[Start]

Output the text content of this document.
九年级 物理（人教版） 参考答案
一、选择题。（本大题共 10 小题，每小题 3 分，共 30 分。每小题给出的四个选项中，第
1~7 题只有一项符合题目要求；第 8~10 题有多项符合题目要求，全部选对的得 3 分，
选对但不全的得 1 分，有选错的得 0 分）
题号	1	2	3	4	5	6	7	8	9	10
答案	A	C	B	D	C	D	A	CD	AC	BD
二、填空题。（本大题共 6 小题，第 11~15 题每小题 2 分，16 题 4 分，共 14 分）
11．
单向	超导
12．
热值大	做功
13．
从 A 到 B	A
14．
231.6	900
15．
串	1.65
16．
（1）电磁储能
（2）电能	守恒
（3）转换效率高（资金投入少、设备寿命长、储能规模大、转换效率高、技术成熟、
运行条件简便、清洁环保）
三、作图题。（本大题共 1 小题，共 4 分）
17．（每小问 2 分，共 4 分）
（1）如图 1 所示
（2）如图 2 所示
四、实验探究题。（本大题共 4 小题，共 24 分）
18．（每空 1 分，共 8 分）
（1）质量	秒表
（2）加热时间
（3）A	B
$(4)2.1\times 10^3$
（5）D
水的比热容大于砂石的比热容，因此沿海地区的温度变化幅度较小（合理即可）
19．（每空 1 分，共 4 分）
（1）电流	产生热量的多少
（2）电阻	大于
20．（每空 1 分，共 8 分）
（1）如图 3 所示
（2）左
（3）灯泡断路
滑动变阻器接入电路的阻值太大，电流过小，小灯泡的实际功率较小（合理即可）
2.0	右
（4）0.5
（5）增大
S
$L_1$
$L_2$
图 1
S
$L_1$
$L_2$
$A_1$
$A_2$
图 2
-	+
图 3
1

[End]
[Start]

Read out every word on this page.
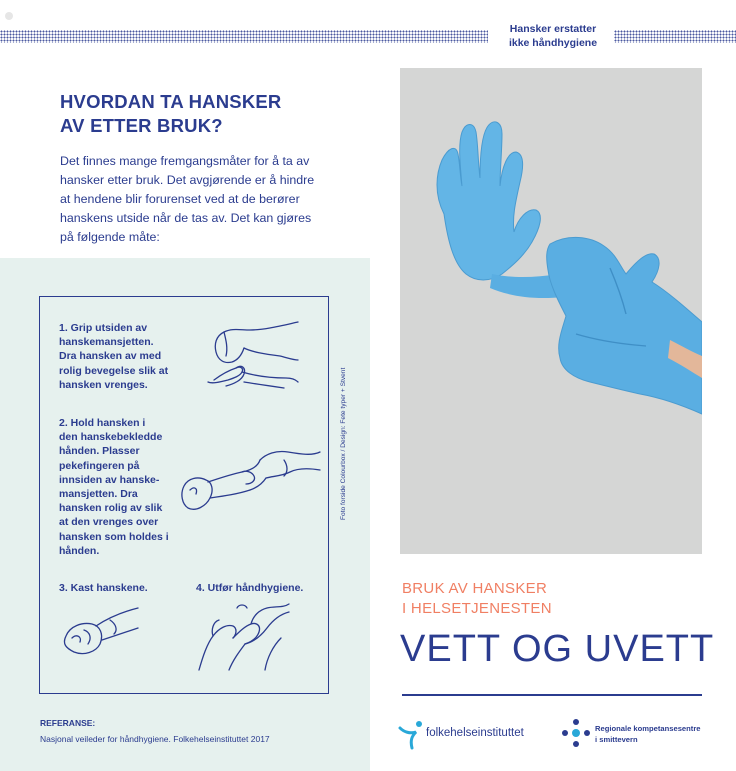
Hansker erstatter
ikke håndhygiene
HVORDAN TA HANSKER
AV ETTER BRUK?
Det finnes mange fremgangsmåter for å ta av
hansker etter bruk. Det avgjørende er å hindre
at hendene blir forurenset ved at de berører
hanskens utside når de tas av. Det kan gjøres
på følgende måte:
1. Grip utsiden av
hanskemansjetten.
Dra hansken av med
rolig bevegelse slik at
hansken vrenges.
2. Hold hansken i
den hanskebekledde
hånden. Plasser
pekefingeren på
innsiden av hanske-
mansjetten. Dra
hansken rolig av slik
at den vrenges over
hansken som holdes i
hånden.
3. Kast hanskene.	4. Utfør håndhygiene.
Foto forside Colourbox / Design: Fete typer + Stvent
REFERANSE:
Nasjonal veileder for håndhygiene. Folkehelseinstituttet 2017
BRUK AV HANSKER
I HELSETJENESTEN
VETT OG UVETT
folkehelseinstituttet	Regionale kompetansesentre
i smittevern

[End]
[Start]

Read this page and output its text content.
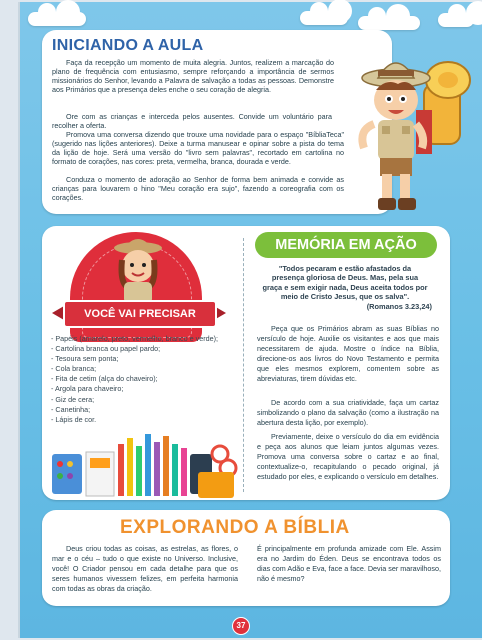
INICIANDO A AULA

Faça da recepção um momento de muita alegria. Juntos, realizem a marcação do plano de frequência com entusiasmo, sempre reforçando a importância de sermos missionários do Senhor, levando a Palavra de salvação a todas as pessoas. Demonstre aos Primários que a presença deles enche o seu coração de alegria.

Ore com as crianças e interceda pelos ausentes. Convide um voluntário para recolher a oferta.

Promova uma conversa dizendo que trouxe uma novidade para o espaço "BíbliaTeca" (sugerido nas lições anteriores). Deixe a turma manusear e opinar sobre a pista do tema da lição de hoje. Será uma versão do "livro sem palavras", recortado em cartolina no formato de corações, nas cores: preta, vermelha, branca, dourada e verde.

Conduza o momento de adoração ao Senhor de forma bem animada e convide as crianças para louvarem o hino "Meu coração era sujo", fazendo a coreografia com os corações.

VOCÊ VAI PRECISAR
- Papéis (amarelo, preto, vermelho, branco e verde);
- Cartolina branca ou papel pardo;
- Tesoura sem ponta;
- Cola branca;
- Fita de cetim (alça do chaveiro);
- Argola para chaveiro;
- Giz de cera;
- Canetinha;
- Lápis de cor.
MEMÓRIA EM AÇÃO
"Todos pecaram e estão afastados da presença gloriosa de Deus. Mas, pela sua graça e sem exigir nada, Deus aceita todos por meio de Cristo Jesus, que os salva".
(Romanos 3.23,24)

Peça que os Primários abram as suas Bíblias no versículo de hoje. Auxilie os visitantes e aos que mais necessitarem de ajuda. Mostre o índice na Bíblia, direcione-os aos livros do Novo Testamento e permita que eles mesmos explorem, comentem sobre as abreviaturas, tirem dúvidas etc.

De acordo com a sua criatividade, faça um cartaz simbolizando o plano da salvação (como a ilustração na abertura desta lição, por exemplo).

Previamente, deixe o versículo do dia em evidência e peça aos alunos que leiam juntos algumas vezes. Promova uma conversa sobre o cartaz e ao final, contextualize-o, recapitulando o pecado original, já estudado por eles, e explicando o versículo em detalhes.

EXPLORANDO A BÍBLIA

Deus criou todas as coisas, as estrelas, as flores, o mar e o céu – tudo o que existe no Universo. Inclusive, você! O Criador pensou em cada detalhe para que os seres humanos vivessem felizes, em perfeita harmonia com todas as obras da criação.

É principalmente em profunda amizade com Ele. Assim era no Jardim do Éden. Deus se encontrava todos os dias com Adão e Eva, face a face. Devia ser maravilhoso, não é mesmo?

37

[End]

PROBLEM TO WORK ON: State how many lines include the string "lição". Give no other information.

ANSWER: 2